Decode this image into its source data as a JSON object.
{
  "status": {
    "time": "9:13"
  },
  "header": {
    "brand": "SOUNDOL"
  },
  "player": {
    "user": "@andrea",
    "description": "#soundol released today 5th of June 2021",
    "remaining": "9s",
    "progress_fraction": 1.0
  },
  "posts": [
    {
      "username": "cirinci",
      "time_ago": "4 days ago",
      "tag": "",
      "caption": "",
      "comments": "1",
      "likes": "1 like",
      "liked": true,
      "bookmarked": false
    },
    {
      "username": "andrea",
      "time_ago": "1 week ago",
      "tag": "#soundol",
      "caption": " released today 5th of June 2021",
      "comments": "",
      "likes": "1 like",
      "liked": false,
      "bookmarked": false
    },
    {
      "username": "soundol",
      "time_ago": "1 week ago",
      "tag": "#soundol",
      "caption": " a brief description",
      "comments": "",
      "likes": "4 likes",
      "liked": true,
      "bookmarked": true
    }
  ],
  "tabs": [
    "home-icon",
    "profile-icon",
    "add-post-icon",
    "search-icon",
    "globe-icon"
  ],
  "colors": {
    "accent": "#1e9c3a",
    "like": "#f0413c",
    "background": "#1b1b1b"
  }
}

## Aim
Every entry in the listing must be retyped exactly.

## Task response
Decode this image into its source data as a JSON object.
{
  "status": {
    "time": "9:13"
  },
  "header": {
    "brand": "SOUNDOL"
  },
  "player": {
    "user": "@andrea",
    "description": "#soundol released today 5th of June 2021",
    "remaining": "9s",
    "progress_fraction": 1.0
  },
  "posts": [
    {
      "username": "cirinci",
      "time_ago": "4 days ago",
      "tag": "",
      "caption": "",
      "comments": "1",
      "likes": "1 like",
      "liked": true,
      "bookmarked": false
    },
    {
      "username": "andrea",
      "time_ago": "1 week ago",
      "tag": "#soundol",
      "caption": " released today 5th of June 2021",
      "comments": "",
      "likes": "1 like",
      "liked": false,
      "bookmarked": false
    },
    {
      "username": "soundol",
      "time_ago": "1 week ago",
      "tag": "#soundol",
      "caption": " a brief description",
      "comments": "",
      "likes": "4 likes",
      "liked": true,
      "bookmarked": true
    }
  ],
  "tabs": [
    "home-icon",
    "profile-icon",
    "add-post-icon",
    "search-icon",
    "globe-icon"
  ],
  "colors": {
    "accent": "#1e9c3a",
    "like": "#f0413c",
    "background": "#1b1b1b"
  }
}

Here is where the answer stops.